INSTRUCTIONS FOR THE TASK. Output every record below exactly as it appears.

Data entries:

* START *

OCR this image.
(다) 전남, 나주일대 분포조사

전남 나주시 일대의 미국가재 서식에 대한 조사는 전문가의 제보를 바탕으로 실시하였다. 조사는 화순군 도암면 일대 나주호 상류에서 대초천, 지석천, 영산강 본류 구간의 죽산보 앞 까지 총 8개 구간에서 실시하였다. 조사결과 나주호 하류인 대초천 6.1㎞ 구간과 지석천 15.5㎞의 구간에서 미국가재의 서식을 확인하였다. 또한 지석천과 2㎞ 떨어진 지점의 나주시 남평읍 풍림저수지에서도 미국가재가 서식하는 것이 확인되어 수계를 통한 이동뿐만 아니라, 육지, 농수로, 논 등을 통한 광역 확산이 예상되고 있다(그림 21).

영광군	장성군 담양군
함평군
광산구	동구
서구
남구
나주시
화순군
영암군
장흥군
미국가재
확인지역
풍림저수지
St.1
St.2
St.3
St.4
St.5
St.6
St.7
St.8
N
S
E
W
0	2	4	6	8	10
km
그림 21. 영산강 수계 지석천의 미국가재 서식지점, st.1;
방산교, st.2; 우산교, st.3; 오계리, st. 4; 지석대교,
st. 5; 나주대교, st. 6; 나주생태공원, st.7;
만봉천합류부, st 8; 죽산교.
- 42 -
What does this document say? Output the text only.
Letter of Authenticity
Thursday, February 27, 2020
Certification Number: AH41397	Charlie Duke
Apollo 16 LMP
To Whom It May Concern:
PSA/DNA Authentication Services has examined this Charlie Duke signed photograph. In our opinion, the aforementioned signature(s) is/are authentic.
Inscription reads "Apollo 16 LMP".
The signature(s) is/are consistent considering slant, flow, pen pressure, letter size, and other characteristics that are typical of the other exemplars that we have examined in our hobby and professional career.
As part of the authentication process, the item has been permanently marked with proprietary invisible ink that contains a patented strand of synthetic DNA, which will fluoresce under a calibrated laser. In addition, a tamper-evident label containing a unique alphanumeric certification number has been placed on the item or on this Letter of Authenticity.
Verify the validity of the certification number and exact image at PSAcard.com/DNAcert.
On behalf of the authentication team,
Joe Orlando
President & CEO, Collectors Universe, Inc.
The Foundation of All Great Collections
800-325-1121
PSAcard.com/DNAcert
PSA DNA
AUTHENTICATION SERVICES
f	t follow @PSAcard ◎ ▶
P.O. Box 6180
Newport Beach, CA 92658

* END *

EXERCISE RESPONSE.
OCR this image.
(다) 전남, 나주일대 분포조사

전남 나주시 일대의 미국가재 서식에 대한 조사는 전문가의 제보를 바탕으로 실시하였다. 조사는 화순군 도암면 일대 나주호 상류에서 대초천, 지석천, 영산강 본류 구간의 죽산보 앞 까지 총 8개 구간에서 실시하였다. 조사결과 나주호 하류인 대초천 6.1㎞ 구간과 지석천 15.5㎞의 구간에서 미국가재의 서식을 확인하였다. 또한 지석천과 2㎞ 떨어진 지점의 나주시 남평읍 풍림저수지에서도 미국가재가 서식하는 것이 확인되어 수계를 통한 이동뿐만 아니라, 육지, 농수로, 논 등을 통한 광역 확산이 예상되고 있다(그림 21).

영광군	장성군 담양군
함평군
광산구	동구
서구
남구
나주시
화순군
영암군
장흥군
미국가재
확인지역
풍림저수지
St.1
St.2
St.3
St.4
St.5
St.6
St.7
St.8
N
S
E
W
0	2	4	6	8	10
km
그림 21. 영산강 수계 지석천의 미국가재 서식지점, st.1;
방산교, st.2; 우산교, st.3; 오계리, st. 4; 지석대교,
st. 5; 나주대교, st. 6; 나주생태공원, st.7;
만봉천합류부, st 8; 죽산교.
- 42 -
What does this document say? Output the text only.
Letter of Authenticity
Thursday, February 27, 2020
Certification Number: AH41397	Charlie Duke
Apollo 16 LMP
To Whom It May Concern:
PSA/DNA Authentication Services has examined this Charlie Duke signed photograph. In our opinion, the aforementioned signature(s) is/are authentic.
Inscription reads "Apollo 16 LMP".
The signature(s) is/are consistent considering slant, flow, pen pressure, letter size, and other characteristics that are typical of the other exemplars that we have examined in our hobby and professional career.
As part of the authentication process, the item has been permanently marked with proprietary invisible ink that contains a patented strand of synthetic DNA, which will fluoresce under a calibrated laser. In addition, a tamper-evident label containing a unique alphanumeric certification number has been placed on the item or on this Letter of Authenticity.
Verify the validity of the certification number and exact image at PSAcard.com/DNAcert.
On behalf of the authentication team,
Joe Orlando
President & CEO, Collectors Universe, Inc.
The Foundation of All Great Collections
800-325-1121
PSAcard.com/DNAcert
PSA DNA
AUTHENTICATION SERVICES
f	t follow @PSAcard ◎ ▶
P.O. Box 6180
Newport Beach, CA 92658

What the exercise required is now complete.